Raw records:
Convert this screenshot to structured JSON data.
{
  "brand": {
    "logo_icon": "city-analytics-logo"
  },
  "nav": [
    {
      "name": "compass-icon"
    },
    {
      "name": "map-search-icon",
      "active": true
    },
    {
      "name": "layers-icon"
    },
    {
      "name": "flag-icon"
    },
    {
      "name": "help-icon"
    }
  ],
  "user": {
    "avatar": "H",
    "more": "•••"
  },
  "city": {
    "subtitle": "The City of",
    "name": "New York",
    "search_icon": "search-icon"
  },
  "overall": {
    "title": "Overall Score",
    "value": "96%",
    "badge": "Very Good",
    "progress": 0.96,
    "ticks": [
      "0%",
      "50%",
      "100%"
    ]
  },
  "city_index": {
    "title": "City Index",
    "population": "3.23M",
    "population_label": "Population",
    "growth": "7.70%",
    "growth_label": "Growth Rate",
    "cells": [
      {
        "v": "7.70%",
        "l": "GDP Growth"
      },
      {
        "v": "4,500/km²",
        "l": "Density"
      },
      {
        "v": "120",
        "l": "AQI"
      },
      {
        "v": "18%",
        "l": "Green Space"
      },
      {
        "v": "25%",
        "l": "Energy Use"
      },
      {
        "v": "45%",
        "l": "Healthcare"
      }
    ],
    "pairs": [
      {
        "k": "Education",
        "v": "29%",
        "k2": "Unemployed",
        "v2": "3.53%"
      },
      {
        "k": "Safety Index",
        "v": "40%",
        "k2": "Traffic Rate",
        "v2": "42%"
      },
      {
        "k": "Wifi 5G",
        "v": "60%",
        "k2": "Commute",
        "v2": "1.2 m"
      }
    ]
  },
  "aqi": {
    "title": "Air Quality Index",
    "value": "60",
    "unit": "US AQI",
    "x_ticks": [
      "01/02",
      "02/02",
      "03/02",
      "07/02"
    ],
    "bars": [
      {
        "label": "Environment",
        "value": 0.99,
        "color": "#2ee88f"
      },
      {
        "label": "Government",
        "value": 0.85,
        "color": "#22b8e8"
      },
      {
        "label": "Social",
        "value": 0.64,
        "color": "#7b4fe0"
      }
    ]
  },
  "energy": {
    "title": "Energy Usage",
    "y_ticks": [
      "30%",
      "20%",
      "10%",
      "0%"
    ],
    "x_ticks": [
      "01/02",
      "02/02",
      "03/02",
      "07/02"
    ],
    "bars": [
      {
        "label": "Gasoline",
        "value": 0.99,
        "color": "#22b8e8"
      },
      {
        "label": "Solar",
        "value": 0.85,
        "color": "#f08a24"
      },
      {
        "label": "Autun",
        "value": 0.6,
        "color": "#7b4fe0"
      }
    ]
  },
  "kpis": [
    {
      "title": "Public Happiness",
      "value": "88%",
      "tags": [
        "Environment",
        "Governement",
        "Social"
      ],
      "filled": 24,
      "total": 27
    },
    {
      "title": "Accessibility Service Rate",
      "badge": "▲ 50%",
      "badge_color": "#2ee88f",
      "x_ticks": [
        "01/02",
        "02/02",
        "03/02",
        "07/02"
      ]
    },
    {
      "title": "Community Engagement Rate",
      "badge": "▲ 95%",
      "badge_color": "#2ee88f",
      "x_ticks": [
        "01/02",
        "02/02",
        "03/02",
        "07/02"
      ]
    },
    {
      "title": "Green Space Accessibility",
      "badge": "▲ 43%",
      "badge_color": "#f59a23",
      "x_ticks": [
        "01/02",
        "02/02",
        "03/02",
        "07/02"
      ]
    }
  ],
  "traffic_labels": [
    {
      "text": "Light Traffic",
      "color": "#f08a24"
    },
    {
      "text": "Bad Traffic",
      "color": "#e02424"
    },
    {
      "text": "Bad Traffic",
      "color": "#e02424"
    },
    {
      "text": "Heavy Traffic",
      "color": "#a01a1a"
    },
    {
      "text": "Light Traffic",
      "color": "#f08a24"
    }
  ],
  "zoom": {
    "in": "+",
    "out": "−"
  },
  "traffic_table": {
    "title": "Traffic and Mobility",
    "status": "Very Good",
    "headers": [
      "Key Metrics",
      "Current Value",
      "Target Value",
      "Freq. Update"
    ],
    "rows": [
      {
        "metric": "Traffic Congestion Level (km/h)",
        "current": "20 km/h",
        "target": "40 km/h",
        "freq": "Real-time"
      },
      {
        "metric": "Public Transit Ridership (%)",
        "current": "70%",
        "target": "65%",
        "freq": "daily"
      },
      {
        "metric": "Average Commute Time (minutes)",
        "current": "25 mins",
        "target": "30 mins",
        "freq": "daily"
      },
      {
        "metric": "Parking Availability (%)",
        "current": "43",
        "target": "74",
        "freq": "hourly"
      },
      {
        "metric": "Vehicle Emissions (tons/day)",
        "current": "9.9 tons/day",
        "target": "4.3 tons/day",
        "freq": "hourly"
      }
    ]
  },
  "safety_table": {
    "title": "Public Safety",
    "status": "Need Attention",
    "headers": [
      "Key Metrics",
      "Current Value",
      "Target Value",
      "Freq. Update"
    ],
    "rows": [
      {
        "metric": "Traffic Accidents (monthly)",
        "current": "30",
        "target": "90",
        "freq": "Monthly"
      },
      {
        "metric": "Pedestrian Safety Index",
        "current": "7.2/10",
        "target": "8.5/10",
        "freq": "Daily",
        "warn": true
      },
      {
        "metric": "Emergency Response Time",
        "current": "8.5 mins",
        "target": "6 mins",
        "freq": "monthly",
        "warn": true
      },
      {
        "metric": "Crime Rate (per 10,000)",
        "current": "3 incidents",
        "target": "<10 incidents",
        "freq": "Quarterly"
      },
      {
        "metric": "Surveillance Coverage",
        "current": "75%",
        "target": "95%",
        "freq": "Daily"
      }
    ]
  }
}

### GIVEN PROBLEM:
Search the data above for the string "Space" and return every line that has it.

### OUTPUT OF THE TASK:
        "l": "Green Space"
      "title": "Green Space Accessibility",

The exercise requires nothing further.